Task goal :: Say the number of lines containing the string "kemewahan", and say nothing else.

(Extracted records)
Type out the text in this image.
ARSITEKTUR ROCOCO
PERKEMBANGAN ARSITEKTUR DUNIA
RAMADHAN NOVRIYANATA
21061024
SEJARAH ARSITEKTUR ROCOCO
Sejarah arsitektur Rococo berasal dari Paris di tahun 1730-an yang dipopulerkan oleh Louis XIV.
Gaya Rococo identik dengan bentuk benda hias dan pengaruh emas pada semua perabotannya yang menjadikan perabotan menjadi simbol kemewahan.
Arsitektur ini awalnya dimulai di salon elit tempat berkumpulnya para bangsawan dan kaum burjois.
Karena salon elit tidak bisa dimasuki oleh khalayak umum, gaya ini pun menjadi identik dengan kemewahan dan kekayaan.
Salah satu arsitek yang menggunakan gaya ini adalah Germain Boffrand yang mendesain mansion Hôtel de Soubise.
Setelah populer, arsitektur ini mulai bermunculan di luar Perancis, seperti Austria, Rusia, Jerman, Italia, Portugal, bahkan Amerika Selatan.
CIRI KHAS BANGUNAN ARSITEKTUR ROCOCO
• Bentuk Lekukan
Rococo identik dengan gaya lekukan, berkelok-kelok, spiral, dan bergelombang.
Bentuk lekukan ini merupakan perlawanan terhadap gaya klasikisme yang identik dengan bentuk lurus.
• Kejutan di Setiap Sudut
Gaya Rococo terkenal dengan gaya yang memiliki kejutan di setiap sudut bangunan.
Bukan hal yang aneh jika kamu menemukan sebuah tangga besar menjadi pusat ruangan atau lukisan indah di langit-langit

Solution :: 2